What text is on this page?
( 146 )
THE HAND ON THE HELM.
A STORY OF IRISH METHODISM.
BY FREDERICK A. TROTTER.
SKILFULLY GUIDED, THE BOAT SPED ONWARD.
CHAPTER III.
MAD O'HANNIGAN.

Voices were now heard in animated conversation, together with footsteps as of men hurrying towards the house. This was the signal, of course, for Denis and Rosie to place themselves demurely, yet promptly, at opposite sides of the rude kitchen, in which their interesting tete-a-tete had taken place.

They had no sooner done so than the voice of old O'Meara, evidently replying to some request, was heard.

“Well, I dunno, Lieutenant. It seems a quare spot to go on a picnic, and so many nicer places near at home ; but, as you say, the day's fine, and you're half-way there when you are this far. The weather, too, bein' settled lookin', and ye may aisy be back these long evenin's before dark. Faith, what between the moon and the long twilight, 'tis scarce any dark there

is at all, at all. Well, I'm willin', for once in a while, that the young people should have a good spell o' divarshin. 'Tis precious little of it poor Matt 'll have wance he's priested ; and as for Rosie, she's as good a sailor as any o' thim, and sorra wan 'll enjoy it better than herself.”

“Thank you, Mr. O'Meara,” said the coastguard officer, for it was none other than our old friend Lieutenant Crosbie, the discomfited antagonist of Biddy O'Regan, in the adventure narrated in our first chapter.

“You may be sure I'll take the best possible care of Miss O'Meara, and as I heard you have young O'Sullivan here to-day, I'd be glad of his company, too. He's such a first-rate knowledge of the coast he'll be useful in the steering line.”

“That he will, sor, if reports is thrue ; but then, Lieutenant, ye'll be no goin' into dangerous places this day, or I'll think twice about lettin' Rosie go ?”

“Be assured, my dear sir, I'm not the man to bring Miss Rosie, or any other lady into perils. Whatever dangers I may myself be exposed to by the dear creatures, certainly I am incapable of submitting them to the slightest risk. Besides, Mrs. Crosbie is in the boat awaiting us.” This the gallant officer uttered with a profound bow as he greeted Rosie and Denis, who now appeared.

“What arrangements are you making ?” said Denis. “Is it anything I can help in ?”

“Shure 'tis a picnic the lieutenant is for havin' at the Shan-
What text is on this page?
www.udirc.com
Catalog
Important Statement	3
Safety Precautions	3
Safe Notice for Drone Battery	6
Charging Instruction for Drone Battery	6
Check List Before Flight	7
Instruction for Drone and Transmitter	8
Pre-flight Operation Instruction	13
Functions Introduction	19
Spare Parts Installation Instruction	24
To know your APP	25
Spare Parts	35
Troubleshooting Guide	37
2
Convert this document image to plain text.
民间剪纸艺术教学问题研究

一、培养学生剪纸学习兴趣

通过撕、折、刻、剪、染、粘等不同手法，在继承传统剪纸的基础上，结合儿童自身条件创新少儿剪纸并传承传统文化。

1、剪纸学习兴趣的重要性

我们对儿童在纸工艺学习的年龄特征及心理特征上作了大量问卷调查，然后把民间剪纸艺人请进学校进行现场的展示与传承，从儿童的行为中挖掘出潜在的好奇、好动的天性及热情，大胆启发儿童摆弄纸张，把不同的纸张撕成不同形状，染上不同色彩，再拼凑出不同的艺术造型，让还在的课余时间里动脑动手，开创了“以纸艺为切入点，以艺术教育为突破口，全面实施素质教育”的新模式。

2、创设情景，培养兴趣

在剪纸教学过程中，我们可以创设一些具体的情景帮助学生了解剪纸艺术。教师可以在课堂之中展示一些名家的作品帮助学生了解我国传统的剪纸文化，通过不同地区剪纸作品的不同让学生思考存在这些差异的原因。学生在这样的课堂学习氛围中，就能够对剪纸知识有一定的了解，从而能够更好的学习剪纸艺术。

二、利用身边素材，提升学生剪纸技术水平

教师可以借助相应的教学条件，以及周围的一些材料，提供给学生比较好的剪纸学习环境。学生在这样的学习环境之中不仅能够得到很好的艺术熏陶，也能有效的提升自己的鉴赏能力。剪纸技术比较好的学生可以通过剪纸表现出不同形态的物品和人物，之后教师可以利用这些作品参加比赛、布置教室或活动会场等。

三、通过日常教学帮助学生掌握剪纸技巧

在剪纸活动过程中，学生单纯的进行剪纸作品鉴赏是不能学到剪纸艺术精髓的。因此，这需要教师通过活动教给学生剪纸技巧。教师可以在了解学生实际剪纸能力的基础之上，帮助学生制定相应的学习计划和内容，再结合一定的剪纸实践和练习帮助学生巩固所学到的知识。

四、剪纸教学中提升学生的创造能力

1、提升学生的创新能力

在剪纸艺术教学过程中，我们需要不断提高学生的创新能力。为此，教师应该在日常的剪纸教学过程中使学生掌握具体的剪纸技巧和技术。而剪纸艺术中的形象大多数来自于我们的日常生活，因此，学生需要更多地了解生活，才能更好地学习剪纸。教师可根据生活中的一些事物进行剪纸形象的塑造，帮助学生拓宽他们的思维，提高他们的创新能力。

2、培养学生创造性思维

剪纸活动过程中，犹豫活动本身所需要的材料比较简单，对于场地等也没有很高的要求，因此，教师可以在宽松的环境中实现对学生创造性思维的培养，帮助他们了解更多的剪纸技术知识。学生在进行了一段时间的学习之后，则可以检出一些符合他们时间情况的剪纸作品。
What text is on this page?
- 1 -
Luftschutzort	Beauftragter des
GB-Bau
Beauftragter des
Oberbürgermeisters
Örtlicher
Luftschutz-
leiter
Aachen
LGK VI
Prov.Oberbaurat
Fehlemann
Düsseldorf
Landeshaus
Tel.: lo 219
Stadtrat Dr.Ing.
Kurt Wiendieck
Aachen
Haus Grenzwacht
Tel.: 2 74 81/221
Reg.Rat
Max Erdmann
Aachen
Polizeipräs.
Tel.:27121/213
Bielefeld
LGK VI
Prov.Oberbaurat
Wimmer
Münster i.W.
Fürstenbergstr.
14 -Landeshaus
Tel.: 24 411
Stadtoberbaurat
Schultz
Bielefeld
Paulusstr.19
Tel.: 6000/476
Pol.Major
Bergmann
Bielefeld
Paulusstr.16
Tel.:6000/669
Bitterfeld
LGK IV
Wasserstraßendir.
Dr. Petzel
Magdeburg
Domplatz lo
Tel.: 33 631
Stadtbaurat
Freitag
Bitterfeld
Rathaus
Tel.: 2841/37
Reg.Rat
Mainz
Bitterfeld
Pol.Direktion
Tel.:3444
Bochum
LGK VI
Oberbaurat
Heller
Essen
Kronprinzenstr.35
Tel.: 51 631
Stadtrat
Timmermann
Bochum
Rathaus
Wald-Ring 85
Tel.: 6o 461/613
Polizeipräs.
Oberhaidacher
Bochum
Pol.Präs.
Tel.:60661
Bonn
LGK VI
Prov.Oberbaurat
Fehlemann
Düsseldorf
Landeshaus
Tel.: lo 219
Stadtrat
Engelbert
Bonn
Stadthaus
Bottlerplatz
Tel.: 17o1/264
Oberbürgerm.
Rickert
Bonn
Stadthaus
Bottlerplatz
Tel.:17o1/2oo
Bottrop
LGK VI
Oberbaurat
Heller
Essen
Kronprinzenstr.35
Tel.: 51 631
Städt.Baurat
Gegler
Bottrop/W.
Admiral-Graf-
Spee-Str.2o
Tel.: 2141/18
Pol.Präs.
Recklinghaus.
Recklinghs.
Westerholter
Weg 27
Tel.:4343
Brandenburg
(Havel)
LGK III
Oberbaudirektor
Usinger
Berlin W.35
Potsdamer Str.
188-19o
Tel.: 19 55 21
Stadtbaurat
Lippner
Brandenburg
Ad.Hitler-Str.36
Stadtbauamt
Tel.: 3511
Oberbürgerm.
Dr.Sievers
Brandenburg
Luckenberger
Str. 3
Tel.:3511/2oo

TASK PROMPT: Transcribe every entry exactly, omitting nothing.

RESULT FOR THIS EXERCISE:
What text is on this page?
( 146 )
THE HAND ON THE HELM.
A STORY OF IRISH METHODISM.
BY FREDERICK A. TROTTER.
SKILFULLY GUIDED, THE BOAT SPED ONWARD.
CHAPTER III.
MAD O'HANNIGAN.

Voices were now heard in animated conversation, together with footsteps as of men hurrying towards the house. This was the signal, of course, for Denis and Rosie to place themselves demurely, yet promptly, at opposite sides of the rude kitchen, in which their interesting tete-a-tete had taken place.

They had no sooner done so than the voice of old O'Meara, evidently replying to some request, was heard.

“Well, I dunno, Lieutenant. It seems a quare spot to go on a picnic, and so many nicer places near at home ; but, as you say, the day's fine, and you're half-way there when you are this far. The weather, too, bein' settled lookin', and ye may aisy be back these long evenin's before dark. Faith, what between the moon and the long twilight, 'tis scarce any dark there

is at all, at all. Well, I'm willin', for once in a while, that the young people should have a good spell o' divarshin. 'Tis precious little of it poor Matt 'll have wance he's priested ; and as for Rosie, she's as good a sailor as any o' thim, and sorra wan 'll enjoy it better than herself.”

“Thank you, Mr. O'Meara,” said the coastguard officer, for it was none other than our old friend Lieutenant Crosbie, the discomfited antagonist of Biddy O'Regan, in the adventure narrated in our first chapter.

“You may be sure I'll take the best possible care of Miss O'Meara, and as I heard you have young O'Sullivan here to-day, I'd be glad of his company, too. He's such a first-rate knowledge of the coast he'll be useful in the steering line.”

“That he will, sor, if reports is thrue ; but then, Lieutenant, ye'll be no goin' into dangerous places this day, or I'll think twice about lettin' Rosie go ?”

“Be assured, my dear sir, I'm not the man to bring Miss Rosie, or any other lady into perils. Whatever dangers I may myself be exposed to by the dear creatures, certainly I am incapable of submitting them to the slightest risk. Besides, Mrs. Crosbie is in the boat awaiting us.” This the gallant officer uttered with a profound bow as he greeted Rosie and Denis, who now appeared.

“What arrangements are you making ?” said Denis. “Is it anything I can help in ?”

“Shure 'tis a picnic the lieutenant is for havin' at the Shan-
What text is on this page?
www.udirc.com
Catalog
Important Statement	3
Safety Precautions	3
Safe Notice for Drone Battery	6
Charging Instruction for Drone Battery	6
Check List Before Flight	7
Instruction for Drone and Transmitter	8
Pre-flight Operation Instruction	13
Functions Introduction	19
Spare Parts Installation Instruction	24
To know your APP	25
Spare Parts	35
Troubleshooting Guide	37
2
Convert this document image to plain text.
民间剪纸艺术教学问题研究

一、培养学生剪纸学习兴趣

通过撕、折、刻、剪、染、粘等不同手法，在继承传统剪纸的基础上，结合儿童自身条件创新少儿剪纸并传承传统文化。

1、剪纸学习兴趣的重要性

我们对儿童在纸工艺学习的年龄特征及心理特征上作了大量问卷调查，然后把民间剪纸艺人请进学校进行现场的展示与传承，从儿童的行为中挖掘出潜在的好奇、好动的天性及热情，大胆启发儿童摆弄纸张，把不同的纸张撕成不同形状，染上不同色彩，再拼凑出不同的艺术造型，让还在的课余时间里动脑动手，开创了“以纸艺为切入点，以艺术教育为突破口，全面实施素质教育”的新模式。

2、创设情景，培养兴趣

在剪纸教学过程中，我们可以创设一些具体的情景帮助学生了解剪纸艺术。教师可以在课堂之中展示一些名家的作品帮助学生了解我国传统的剪纸文化，通过不同地区剪纸作品的不同让学生思考存在这些差异的原因。学生在这样的课堂学习氛围中，就能够对剪纸知识有一定的了解，从而能够更好的学习剪纸艺术。

二、利用身边素材，提升学生剪纸技术水平

教师可以借助相应的教学条件，以及周围的一些材料，提供给学生比较好的剪纸学习环境。学生在这样的学习环境之中不仅能够得到很好的艺术熏陶，也能有效的提升自己的鉴赏能力。剪纸技术比较好的学生可以通过剪纸表现出不同形态的物品和人物，之后教师可以利用这些作品参加比赛、布置教室或活动会场等。

三、通过日常教学帮助学生掌握剪纸技巧

在剪纸活动过程中，学生单纯的进行剪纸作品鉴赏是不能学到剪纸艺术精髓的。因此，这需要教师通过活动教给学生剪纸技巧。教师可以在了解学生实际剪纸能力的基础之上，帮助学生制定相应的学习计划和内容，再结合一定的剪纸实践和练习帮助学生巩固所学到的知识。

四、剪纸教学中提升学生的创造能力

1、提升学生的创新能力

在剪纸艺术教学过程中，我们需要不断提高学生的创新能力。为此，教师应该在日常的剪纸教学过程中使学生掌握具体的剪纸技巧和技术。而剪纸艺术中的形象大多数来自于我们的日常生活，因此，学生需要更多地了解生活，才能更好地学习剪纸。教师可根据生活中的一些事物进行剪纸形象的塑造，帮助学生拓宽他们的思维，提高他们的创新能力。

2、培养学生创造性思维

剪纸活动过程中，犹豫活动本身所需要的材料比较简单，对于场地等也没有很高的要求，因此，教师可以在宽松的环境中实现对学生创造性思维的培养，帮助他们了解更多的剪纸技术知识。学生在进行了一段时间的学习之后，则可以检出一些符合他们时间情况的剪纸作品。
What text is on this page?
- 1 -
Luftschutzort	Beauftragter des
GB-Bau
Beauftragter des
Oberbürgermeisters
Örtlicher
Luftschutz-
leiter
Aachen
LGK VI
Prov.Oberbaurat
Fehlemann
Düsseldorf
Landeshaus
Tel.: lo 219
Stadtrat Dr.Ing.
Kurt Wiendieck
Aachen
Haus Grenzwacht
Tel.: 2 74 81/221
Reg.Rat
Max Erdmann
Aachen
Polizeipräs.
Tel.:27121/213
Bielefeld
LGK VI
Prov.Oberbaurat
Wimmer
Münster i.W.
Fürstenbergstr.
14 -Landeshaus
Tel.: 24 411
Stadtoberbaurat
Schultz
Bielefeld
Paulusstr.19
Tel.: 6000/476
Pol.Major
Bergmann
Bielefeld
Paulusstr.16
Tel.:6000/669
Bitterfeld
LGK IV
Wasserstraßendir.
Dr. Petzel
Magdeburg
Domplatz lo
Tel.: 33 631
Stadtbaurat
Freitag
Bitterfeld
Rathaus
Tel.: 2841/37
Reg.Rat
Mainz
Bitterfeld
Pol.Direktion
Tel.:3444
Bochum
LGK VI
Oberbaurat
Heller
Essen
Kronprinzenstr.35
Tel.: 51 631
Stadtrat
Timmermann
Bochum
Rathaus
Wald-Ring 85
Tel.: 6o 461/613
Polizeipräs.
Oberhaidacher
Bochum
Pol.Präs.
Tel.:60661
Bonn
LGK VI
Prov.Oberbaurat
Fehlemann
Düsseldorf
Landeshaus
Tel.: lo 219
Stadtrat
Engelbert
Bonn
Stadthaus
Bottlerplatz
Tel.: 17o1/264
Oberbürgerm.
Rickert
Bonn
Stadthaus
Bottlerplatz
Tel.:17o1/2oo
Bottrop
LGK VI
Oberbaurat
Heller
Essen
Kronprinzenstr.35
Tel.: 51 631
Städt.Baurat
Gegler
Bottrop/W.
Admiral-Graf-
Spee-Str.2o
Tel.: 2141/18
Pol.Präs.
Recklinghaus.
Recklinghs.
Westerholter
Weg 27
Tel.:4343
Brandenburg
(Havel)
LGK III
Oberbaudirektor
Usinger
Berlin W.35
Potsdamer Str.
188-19o
Tel.: 19 55 21
Stadtbaurat
Lippner
Brandenburg
Ad.Hitler-Str.36
Stadtbauamt
Tel.: 3511
Oberbürgerm.
Dr.Sievers
Brandenburg
Luckenberger
Str. 3
Tel.:3511/2oo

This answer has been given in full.